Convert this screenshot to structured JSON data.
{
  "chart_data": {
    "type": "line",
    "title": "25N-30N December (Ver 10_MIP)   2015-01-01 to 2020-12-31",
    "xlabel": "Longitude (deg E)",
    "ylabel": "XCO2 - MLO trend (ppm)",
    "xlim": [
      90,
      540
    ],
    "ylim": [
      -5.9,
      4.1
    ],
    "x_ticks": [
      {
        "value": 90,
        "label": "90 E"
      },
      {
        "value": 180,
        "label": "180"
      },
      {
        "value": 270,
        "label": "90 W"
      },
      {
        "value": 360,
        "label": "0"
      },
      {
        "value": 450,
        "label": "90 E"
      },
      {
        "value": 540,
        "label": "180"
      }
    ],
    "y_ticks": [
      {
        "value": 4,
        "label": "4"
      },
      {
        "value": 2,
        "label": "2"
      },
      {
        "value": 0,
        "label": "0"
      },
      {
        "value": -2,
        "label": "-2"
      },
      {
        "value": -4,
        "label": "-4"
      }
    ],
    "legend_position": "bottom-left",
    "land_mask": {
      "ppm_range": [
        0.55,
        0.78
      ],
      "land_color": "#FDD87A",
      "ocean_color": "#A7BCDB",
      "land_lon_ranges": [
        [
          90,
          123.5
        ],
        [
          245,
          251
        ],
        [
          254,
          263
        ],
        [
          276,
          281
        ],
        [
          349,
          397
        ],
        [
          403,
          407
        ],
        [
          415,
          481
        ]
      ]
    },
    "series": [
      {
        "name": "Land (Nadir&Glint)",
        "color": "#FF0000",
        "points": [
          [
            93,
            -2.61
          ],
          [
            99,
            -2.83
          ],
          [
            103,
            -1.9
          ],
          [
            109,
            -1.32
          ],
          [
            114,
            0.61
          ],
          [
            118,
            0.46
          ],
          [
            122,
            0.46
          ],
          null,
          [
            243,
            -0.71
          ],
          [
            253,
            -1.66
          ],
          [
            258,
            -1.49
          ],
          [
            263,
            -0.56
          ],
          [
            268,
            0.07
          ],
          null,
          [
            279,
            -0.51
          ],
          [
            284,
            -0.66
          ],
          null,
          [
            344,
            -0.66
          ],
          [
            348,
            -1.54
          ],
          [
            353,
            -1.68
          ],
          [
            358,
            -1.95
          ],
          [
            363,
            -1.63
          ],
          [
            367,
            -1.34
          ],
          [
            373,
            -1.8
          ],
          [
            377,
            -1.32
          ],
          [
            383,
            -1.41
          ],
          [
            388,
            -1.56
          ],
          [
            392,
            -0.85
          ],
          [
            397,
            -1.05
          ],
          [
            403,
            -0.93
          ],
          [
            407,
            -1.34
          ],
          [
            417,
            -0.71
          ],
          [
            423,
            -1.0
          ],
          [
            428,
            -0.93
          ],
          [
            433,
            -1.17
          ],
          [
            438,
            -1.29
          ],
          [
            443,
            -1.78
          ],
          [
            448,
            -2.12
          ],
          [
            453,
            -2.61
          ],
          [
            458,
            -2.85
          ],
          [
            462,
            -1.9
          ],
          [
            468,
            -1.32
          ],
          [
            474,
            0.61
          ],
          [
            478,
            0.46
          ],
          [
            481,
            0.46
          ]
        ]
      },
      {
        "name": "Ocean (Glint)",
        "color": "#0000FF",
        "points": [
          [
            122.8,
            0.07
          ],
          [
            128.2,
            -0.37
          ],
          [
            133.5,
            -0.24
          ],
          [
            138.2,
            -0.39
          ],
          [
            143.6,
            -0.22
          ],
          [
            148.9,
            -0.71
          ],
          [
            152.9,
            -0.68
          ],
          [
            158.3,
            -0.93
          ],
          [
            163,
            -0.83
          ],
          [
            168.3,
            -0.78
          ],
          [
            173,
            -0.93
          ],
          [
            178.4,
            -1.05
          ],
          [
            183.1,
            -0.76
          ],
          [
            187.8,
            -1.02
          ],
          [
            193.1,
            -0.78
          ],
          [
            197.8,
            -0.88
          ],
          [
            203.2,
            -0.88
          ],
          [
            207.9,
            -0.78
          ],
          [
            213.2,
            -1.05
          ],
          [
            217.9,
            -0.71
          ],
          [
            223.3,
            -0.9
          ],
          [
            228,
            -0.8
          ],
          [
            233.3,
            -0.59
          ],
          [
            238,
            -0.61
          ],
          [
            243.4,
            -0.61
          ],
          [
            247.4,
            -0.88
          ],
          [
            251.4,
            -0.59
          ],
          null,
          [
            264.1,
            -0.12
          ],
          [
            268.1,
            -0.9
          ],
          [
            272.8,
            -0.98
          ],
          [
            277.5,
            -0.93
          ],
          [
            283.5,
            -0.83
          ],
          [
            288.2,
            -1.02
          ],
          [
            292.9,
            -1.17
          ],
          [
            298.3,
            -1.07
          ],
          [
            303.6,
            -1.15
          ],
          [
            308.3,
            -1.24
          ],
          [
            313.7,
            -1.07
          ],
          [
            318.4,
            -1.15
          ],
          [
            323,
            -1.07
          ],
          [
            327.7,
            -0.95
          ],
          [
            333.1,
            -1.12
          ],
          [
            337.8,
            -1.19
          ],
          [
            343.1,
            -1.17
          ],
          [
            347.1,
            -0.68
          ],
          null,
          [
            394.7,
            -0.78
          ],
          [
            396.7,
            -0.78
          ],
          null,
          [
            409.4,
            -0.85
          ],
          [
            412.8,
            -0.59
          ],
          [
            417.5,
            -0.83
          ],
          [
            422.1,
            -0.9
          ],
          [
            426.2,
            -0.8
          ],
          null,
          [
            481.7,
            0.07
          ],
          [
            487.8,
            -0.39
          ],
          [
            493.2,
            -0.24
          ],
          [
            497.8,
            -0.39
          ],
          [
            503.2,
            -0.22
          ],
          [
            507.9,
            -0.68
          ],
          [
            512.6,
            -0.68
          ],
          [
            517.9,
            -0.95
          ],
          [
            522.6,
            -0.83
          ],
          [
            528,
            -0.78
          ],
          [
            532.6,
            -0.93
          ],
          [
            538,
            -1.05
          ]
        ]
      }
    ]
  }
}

> _Problem statement_
Take every line that includes the string "name" and copy it.

> _Written answer_
        "name": "Land (Nadir&Glint)",
        "name": "Ocean (Glint)",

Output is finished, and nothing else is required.